>> begin Data provided

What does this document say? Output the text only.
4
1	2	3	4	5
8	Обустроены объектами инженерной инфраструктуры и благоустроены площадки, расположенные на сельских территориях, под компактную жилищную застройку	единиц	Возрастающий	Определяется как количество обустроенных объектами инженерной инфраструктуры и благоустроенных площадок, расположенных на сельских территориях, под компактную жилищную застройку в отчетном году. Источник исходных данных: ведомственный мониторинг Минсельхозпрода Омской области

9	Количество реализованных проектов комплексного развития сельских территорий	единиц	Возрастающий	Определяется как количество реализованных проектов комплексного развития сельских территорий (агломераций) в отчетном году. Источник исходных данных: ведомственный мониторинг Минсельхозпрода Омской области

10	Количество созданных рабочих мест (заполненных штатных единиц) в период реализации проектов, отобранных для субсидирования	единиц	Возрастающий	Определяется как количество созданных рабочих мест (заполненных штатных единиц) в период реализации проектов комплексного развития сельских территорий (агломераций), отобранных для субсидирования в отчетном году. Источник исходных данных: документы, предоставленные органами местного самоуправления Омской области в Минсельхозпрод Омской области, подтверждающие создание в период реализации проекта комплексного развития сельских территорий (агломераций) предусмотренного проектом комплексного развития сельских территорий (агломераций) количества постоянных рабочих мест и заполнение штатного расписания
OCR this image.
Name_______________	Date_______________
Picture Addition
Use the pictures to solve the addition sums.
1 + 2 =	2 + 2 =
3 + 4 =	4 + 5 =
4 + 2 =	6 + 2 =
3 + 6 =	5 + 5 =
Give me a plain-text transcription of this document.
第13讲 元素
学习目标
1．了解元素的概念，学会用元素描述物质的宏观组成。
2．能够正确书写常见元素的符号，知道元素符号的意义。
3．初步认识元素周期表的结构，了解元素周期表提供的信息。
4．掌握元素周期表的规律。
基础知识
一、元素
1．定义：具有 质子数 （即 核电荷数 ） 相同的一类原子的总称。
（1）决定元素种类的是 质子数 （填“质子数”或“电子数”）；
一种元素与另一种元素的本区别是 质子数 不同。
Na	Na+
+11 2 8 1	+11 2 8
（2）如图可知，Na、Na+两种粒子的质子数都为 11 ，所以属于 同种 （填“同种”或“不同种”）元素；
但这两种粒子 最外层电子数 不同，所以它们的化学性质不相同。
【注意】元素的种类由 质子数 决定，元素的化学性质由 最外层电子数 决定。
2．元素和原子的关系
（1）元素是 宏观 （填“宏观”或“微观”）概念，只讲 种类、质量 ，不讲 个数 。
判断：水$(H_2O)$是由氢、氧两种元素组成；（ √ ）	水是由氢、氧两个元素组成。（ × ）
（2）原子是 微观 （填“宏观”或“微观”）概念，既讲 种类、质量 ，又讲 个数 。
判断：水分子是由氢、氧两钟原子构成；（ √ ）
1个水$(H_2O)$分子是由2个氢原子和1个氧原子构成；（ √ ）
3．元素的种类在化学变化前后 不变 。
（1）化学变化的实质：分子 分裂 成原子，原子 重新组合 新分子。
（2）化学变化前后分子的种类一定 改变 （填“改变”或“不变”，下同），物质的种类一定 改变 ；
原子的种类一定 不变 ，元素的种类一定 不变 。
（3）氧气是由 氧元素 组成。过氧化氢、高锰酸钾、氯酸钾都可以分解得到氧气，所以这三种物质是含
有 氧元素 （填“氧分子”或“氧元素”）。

>> end Data provided

- What to do
Include both ends. Return the line holding "OCR this image." and all lines after it in the records above, exactly as written.

- Result of this exercise
OCR this image.
Name_______________	Date_______________
Picture Addition
Use the pictures to solve the addition sums.
1 + 2 =	2 + 2 =
3 + 4 =	4 + 5 =
4 + 2 =	6 + 2 =
3 + 6 =	5 + 5 =
Give me a plain-text transcription of this document.
第13讲 元素
学习目标
1．了解元素的概念，学会用元素描述物质的宏观组成。
2．能够正确书写常见元素的符号，知道元素符号的意义。
3．初步认识元素周期表的结构，了解元素周期表提供的信息。
4．掌握元素周期表的规律。
基础知识
一、元素
1．定义：具有 质子数 （即 核电荷数 ） 相同的一类原子的总称。
（1）决定元素种类的是 质子数 （填“质子数”或“电子数”）；
一种元素与另一种元素的本区别是 质子数 不同。
Na	Na+
+11 2 8 1	+11 2 8
（2）如图可知，Na、Na+两种粒子的质子数都为 11 ，所以属于 同种 （填“同种”或“不同种”）元素；
但这两种粒子 最外层电子数 不同，所以它们的化学性质不相同。
【注意】元素的种类由 质子数 决定，元素的化学性质由 最外层电子数 决定。
2．元素和原子的关系
（1）元素是 宏观 （填“宏观”或“微观”）概念，只讲 种类、质量 ，不讲 个数 。
判断：水$(H_2O)$是由氢、氧两种元素组成；（ √ ）	水是由氢、氧两个元素组成。（ × ）
（2）原子是 微观 （填“宏观”或“微观”）概念，既讲 种类、质量 ，又讲 个数 。
判断：水分子是由氢、氧两钟原子构成；（ √ ）
1个水$(H_2O)$分子是由2个氢原子和1个氧原子构成；（ √ ）
3．元素的种类在化学变化前后 不变 。
（1）化学变化的实质：分子 分裂 成原子，原子 重新组合 新分子。
（2）化学变化前后分子的种类一定 改变 （填“改变”或“不变”，下同），物质的种类一定 改变 ；
原子的种类一定 不变 ，元素的种类一定 不变 。
（3）氧气是由 氧元素 组成。过氧化氢、高锰酸钾、氯酸钾都可以分解得到氧气，所以这三种物质是含
有 氧元素 （填“氧分子”或“氧元素”）。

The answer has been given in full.